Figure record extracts
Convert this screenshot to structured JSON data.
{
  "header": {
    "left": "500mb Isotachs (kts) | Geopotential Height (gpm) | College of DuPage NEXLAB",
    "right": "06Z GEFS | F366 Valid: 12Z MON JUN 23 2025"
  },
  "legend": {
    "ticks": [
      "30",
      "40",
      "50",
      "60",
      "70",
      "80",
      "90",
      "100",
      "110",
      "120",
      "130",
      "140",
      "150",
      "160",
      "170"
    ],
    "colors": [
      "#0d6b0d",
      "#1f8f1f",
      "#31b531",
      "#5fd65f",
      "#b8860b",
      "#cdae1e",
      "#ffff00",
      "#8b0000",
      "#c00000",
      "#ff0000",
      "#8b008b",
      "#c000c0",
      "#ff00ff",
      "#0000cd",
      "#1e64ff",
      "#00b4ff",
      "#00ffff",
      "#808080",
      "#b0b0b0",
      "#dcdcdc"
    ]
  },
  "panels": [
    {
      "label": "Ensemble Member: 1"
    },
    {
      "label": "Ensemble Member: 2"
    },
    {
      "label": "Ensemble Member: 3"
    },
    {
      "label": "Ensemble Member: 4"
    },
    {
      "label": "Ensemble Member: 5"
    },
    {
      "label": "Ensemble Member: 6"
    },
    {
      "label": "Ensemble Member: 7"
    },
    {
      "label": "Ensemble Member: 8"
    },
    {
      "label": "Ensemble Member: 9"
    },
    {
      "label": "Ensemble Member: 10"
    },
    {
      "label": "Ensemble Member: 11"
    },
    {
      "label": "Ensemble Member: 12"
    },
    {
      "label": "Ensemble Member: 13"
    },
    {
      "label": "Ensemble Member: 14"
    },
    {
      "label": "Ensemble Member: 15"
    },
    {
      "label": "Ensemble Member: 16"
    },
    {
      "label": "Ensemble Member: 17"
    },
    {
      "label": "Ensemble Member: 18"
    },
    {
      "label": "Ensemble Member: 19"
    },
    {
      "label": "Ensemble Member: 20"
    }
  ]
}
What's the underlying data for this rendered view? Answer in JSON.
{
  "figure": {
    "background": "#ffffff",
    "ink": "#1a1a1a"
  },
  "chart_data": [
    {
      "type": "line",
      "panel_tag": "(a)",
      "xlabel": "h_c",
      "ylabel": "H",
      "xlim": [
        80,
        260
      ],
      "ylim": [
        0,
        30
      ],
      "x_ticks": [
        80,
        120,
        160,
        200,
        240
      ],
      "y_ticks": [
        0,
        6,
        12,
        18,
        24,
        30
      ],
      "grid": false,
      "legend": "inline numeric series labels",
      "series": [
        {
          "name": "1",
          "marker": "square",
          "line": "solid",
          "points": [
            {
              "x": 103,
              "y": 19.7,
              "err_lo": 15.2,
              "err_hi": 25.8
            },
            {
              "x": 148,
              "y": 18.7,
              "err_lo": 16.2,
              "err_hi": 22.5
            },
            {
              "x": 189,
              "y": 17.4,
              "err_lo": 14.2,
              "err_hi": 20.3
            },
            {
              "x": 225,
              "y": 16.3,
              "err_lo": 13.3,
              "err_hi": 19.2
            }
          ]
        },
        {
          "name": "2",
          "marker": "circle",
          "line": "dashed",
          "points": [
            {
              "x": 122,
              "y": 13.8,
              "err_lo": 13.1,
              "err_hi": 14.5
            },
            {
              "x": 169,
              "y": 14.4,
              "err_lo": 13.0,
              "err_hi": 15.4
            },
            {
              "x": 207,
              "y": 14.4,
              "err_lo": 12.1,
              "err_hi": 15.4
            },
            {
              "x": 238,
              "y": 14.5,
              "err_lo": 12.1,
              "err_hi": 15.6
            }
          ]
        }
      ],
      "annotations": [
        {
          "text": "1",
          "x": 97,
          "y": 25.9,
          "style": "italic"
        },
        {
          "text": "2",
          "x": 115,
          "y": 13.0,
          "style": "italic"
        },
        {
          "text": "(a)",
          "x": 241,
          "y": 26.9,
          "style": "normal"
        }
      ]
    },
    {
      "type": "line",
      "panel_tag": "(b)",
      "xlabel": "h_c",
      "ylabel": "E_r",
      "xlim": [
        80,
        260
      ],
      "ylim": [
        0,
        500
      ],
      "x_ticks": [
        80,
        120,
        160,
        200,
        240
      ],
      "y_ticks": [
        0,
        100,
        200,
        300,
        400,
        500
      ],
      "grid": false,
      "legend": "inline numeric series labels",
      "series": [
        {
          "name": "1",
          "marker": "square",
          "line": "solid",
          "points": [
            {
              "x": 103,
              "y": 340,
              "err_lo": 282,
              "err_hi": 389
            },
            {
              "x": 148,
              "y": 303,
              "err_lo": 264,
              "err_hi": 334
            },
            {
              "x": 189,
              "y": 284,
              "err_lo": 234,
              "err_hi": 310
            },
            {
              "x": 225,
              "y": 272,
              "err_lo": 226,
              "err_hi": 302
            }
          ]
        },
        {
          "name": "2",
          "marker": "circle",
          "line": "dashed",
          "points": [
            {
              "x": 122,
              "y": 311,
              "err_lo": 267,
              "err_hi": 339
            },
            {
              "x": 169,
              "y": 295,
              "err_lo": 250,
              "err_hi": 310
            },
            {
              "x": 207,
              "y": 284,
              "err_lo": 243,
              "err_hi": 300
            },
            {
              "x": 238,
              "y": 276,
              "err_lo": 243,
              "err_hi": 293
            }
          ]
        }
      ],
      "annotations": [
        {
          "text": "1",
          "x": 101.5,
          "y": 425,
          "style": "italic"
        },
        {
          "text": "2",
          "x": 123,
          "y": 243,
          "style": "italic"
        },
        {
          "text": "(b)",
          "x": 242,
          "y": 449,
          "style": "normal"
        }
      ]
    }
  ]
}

_GIVEN PROBLEM:_ Recite the full listing above exactly.

_REPLY TO THE TASK:_
Convert this screenshot to structured JSON data.
{
  "header": {
    "left": "500mb Isotachs (kts) | Geopotential Height (gpm) | College of DuPage NEXLAB",
    "right": "06Z GEFS | F366 Valid: 12Z MON JUN 23 2025"
  },
  "legend": {
    "ticks": [
      "30",
      "40",
      "50",
      "60",
      "70",
      "80",
      "90",
      "100",
      "110",
      "120",
      "130",
      "140",
      "150",
      "160",
      "170"
    ],
    "colors": [
      "#0d6b0d",
      "#1f8f1f",
      "#31b531",
      "#5fd65f",
      "#b8860b",
      "#cdae1e",
      "#ffff00",
      "#8b0000",
      "#c00000",
      "#ff0000",
      "#8b008b",
      "#c000c0",
      "#ff00ff",
      "#0000cd",
      "#1e64ff",
      "#00b4ff",
      "#00ffff",
      "#808080",
      "#b0b0b0",
      "#dcdcdc"
    ]
  },
  "panels": [
    {
      "label": "Ensemble Member: 1"
    },
    {
      "label": "Ensemble Member: 2"
    },
    {
      "label": "Ensemble Member: 3"
    },
    {
      "label": "Ensemble Member: 4"
    },
    {
      "label": "Ensemble Member: 5"
    },
    {
      "label": "Ensemble Member: 6"
    },
    {
      "label": "Ensemble Member: 7"
    },
    {
      "label": "Ensemble Member: 8"
    },
    {
      "label": "Ensemble Member: 9"
    },
    {
      "label": "Ensemble Member: 10"
    },
    {
      "label": "Ensemble Member: 11"
    },
    {
      "label": "Ensemble Member: 12"
    },
    {
      "label": "Ensemble Member: 13"
    },
    {
      "label": "Ensemble Member: 14"
    },
    {
      "label": "Ensemble Member: 15"
    },
    {
      "label": "Ensemble Member: 16"
    },
    {
      "label": "Ensemble Member: 17"
    },
    {
      "label": "Ensemble Member: 18"
    },
    {
      "label": "Ensemble Member: 19"
    },
    {
      "label": "Ensemble Member: 20"
    }
  ]
}
What's the underlying data for this rendered view? Answer in JSON.
{
  "figure": {
    "background": "#ffffff",
    "ink": "#1a1a1a"
  },
  "chart_data": [
    {
      "type": "line",
      "panel_tag": "(a)",
      "xlabel": "h_c",
      "ylabel": "H",
      "xlim": [
        80,
        260
      ],
      "ylim": [
        0,
        30
      ],
      "x_ticks": [
        80,
        120,
        160,
        200,
        240
      ],
      "y_ticks": [
        0,
        6,
        12,
        18,
        24,
        30
      ],
      "grid": false,
      "legend": "inline numeric series labels",
      "series": [
        {
          "name": "1",
          "marker": "square",
          "line": "solid",
          "points": [
            {
              "x": 103,
              "y": 19.7,
              "err_lo": 15.2,
              "err_hi": 25.8
            },
            {
              "x": 148,
              "y": 18.7,
              "err_lo": 16.2,
              "err_hi": 22.5
            },
            {
              "x": 189,
              "y": 17.4,
              "err_lo": 14.2,
              "err_hi": 20.3
            },
            {
              "x": 225,
              "y": 16.3,
              "err_lo": 13.3,
              "err_hi": 19.2
            }
          ]
        },
        {
          "name": "2",
          "marker": "circle",
          "line": "dashed",
          "points": [
            {
              "x": 122,
              "y": 13.8,
              "err_lo": 13.1,
              "err_hi": 14.5
            },
            {
              "x": 169,
              "y": 14.4,
              "err_lo": 13.0,
              "err_hi": 15.4
            },
            {
              "x": 207,
              "y": 14.4,
              "err_lo": 12.1,
              "err_hi": 15.4
            },
            {
              "x": 238,
              "y": 14.5,
              "err_lo": 12.1,
              "err_hi": 15.6
            }
          ]
        }
      ],
      "annotations": [
        {
          "text": "1",
          "x": 97,
          "y": 25.9,
          "style": "italic"
        },
        {
          "text": "2",
          "x": 115,
          "y": 13.0,
          "style": "italic"
        },
        {
          "text": "(a)",
          "x": 241,
          "y": 26.9,
          "style": "normal"
        }
      ]
    },
    {
      "type": "line",
      "panel_tag": "(b)",
      "xlabel": "h_c",
      "ylabel": "E_r",
      "xlim": [
        80,
        260
      ],
      "ylim": [
        0,
        500
      ],
      "x_ticks": [
        80,
        120,
        160,
        200,
        240
      ],
      "y_ticks": [
        0,
        100,
        200,
        300,
        400,
        500
      ],
      "grid": false,
      "legend": "inline numeric series labels",
      "series": [
        {
          "name": "1",
          "marker": "square",
          "line": "solid",
          "points": [
            {
              "x": 103,
              "y": 340,
              "err_lo": 282,
              "err_hi": 389
            },
            {
              "x": 148,
              "y": 303,
              "err_lo": 264,
              "err_hi": 334
            },
            {
              "x": 189,
              "y": 284,
              "err_lo": 234,
              "err_hi": 310
            },
            {
              "x": 225,
              "y": 272,
              "err_lo": 226,
              "err_hi": 302
            }
          ]
        },
        {
          "name": "2",
          "marker": "circle",
          "line": "dashed",
          "points": [
            {
              "x": 122,
              "y": 311,
              "err_lo": 267,
              "err_hi": 339
            },
            {
              "x": 169,
              "y": 295,
              "err_lo": 250,
              "err_hi": 310
            },
            {
              "x": 207,
              "y": 284,
              "err_lo": 243,
              "err_hi": 300
            },
            {
              "x": 238,
              "y": 276,
              "err_lo": 243,
              "err_hi": 293
            }
          ]
        }
      ],
      "annotations": [
        {
          "text": "1",
          "x": 101.5,
          "y": 425,
          "style": "italic"
        },
        {
          "text": "2",
          "x": 123,
          "y": 243,
          "style": "italic"
        },
        {
          "text": "(b)",
          "x": 242,
          "y": 449,
          "style": "normal"
        }
      ]
    }
  ]
}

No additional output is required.